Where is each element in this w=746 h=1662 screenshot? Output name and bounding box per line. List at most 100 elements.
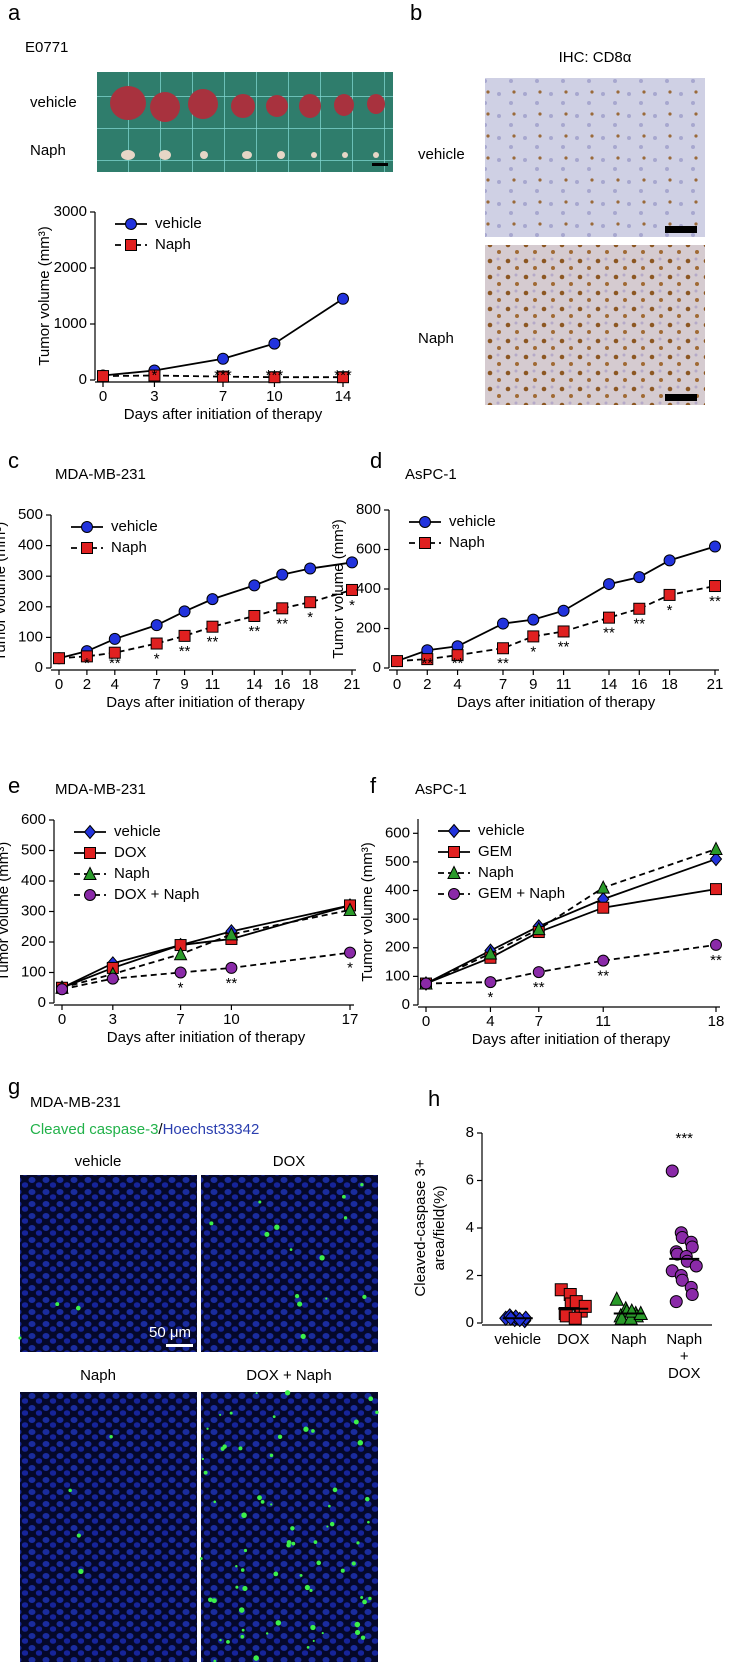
marker	[497, 642, 509, 655]
speck	[354, 1621, 361, 1628]
y-tick-label: 6	[466, 1171, 474, 1188]
marker	[419, 537, 431, 549]
speck	[272, 1415, 276, 1419]
panel-letter: h	[428, 1086, 440, 1111]
y-axis-label-line: area/field(%)	[431, 1185, 448, 1270]
x-tick-label: Naph	[611, 1331, 647, 1348]
speck	[211, 1598, 217, 1604]
marker	[84, 889, 96, 901]
y-tick-label: 0	[79, 371, 87, 388]
marker	[178, 605, 191, 618]
speck	[362, 1599, 367, 1605]
image-label: Naph	[418, 330, 454, 347]
speck	[213, 1500, 217, 1504]
x-tick-label: 16	[631, 676, 648, 693]
significance: ***	[266, 367, 284, 384]
speck	[306, 1646, 310, 1649]
ihc-image	[485, 245, 705, 405]
x-tick-label: 0	[393, 676, 401, 693]
y-tick-label: 600	[21, 811, 46, 828]
y-axis-label: Cleaved-caspase 3+ area/field(%)	[412, 1159, 448, 1296]
x-axis-label: Days after initiation of therapy	[124, 406, 323, 423]
marker	[709, 540, 721, 553]
y-tick-label: 200	[21, 933, 46, 950]
marker	[304, 596, 317, 609]
chart-title: MDA-MB-231	[55, 781, 146, 798]
series-line	[396, 585, 716, 662]
speck	[206, 1427, 209, 1430]
marker	[527, 613, 540, 626]
speck	[68, 1488, 72, 1493]
marker	[224, 926, 239, 941]
significance: *	[349, 597, 355, 614]
marker	[276, 602, 289, 615]
caspase-signal	[18, 1183, 379, 1662]
separator: /	[158, 1121, 163, 1138]
marker	[248, 609, 261, 622]
series-line	[425, 848, 717, 985]
y-axis-label-line: Cleaved-caspase 3+	[412, 1159, 429, 1296]
legend-label: Naph	[155, 236, 191, 253]
x-tick-label: 2	[83, 676, 91, 693]
speck	[241, 1628, 245, 1632]
marker	[344, 946, 356, 959]
speck	[199, 1557, 203, 1560]
y-tick-label: 500	[21, 841, 46, 858]
speck	[329, 1521, 335, 1527]
significance: **	[633, 616, 645, 633]
scale-bar	[372, 163, 388, 166]
marker	[623, 1310, 639, 1325]
x-tick-label: 18	[302, 676, 319, 693]
marker	[108, 632, 121, 645]
speck	[241, 1512, 247, 1519]
significance: **	[558, 638, 570, 655]
x-tick-label: 14	[246, 676, 263, 693]
legend-label: GEM + Naph	[478, 885, 565, 902]
significance: *	[667, 602, 673, 619]
tumors-naph	[121, 150, 379, 160]
significance: **	[710, 952, 722, 969]
significance: ***	[334, 367, 352, 384]
marker	[663, 554, 676, 567]
x-tick-label: DOX	[557, 1331, 590, 1348]
marker	[710, 883, 722, 896]
marker	[148, 369, 161, 382]
marker	[685, 1240, 699, 1254]
marker	[419, 516, 431, 528]
x-tick-label: 16	[274, 676, 291, 693]
marker	[391, 655, 403, 668]
fluorescence-image	[201, 1175, 378, 1352]
y-tick-label: 400	[356, 580, 381, 597]
x-tick-label: 10	[223, 1011, 240, 1028]
marker	[675, 1273, 689, 1287]
marker	[337, 371, 349, 384]
marker	[420, 977, 432, 990]
speck	[365, 1496, 370, 1502]
marker	[83, 824, 97, 840]
x-tick-label: 3	[150, 388, 158, 405]
y-tick-label: 500	[385, 853, 410, 870]
marker	[448, 888, 460, 900]
y-tick-label: 200	[385, 939, 410, 956]
speck	[240, 1634, 245, 1639]
significance: *	[307, 609, 313, 626]
speck	[273, 1571, 279, 1577]
x-tick-label: 11	[205, 676, 221, 693]
marker	[343, 902, 357, 916]
x-tick-label: 11	[556, 676, 572, 693]
marker	[178, 629, 191, 642]
speck	[284, 1390, 291, 1396]
speck	[18, 1336, 22, 1340]
x-axis-label: Days after initiation of therapy	[457, 694, 656, 711]
speck	[208, 1597, 213, 1603]
marker	[532, 966, 545, 979]
speck	[270, 1503, 273, 1506]
significance: ***	[675, 1130, 693, 1147]
marker	[447, 823, 461, 839]
legend-label: DOX + Naph	[114, 886, 199, 903]
speck	[360, 1635, 366, 1640]
x-tick-label: 21	[707, 676, 724, 693]
marker	[710, 938, 722, 951]
y-axis-label: Tumor volume (mm³)	[36, 226, 53, 365]
speck	[257, 1495, 262, 1501]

### Directions for this task
Look through the records above for the word "after". Report how many lines contain it, as a bare number.

### Solution below
2